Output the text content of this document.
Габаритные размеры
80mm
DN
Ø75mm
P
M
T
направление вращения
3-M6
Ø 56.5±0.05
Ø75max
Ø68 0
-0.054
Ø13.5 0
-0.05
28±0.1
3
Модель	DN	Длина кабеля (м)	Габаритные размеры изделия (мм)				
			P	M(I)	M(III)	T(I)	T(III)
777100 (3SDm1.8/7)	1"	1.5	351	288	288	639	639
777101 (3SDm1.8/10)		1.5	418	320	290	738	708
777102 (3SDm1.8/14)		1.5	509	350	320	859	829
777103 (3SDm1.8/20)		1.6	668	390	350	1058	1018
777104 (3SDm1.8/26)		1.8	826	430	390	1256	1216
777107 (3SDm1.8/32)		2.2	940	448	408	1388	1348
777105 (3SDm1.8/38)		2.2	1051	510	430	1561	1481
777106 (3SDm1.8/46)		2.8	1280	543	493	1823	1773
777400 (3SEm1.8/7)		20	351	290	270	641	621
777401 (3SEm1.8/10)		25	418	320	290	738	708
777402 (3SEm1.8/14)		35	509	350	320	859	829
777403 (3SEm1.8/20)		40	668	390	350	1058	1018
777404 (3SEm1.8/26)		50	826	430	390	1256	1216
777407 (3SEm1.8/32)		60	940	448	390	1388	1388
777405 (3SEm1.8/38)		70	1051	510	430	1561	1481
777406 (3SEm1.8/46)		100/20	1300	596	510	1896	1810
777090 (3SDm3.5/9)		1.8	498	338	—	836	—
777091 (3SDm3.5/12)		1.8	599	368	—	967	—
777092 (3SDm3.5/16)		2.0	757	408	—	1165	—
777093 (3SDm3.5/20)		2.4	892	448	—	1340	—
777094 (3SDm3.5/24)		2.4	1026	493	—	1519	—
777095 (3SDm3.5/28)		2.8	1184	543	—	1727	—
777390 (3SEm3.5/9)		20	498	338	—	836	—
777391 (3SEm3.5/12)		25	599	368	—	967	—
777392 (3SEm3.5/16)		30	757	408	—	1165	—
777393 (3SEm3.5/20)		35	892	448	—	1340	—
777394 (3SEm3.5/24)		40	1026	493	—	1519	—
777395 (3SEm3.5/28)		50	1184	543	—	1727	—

━━━

Copy out all lines where the word "Габаритные" appears.

Габаритные размеры
Модель	DN	Длина кабеля (м)	Габаритные размеры изделия (мм)				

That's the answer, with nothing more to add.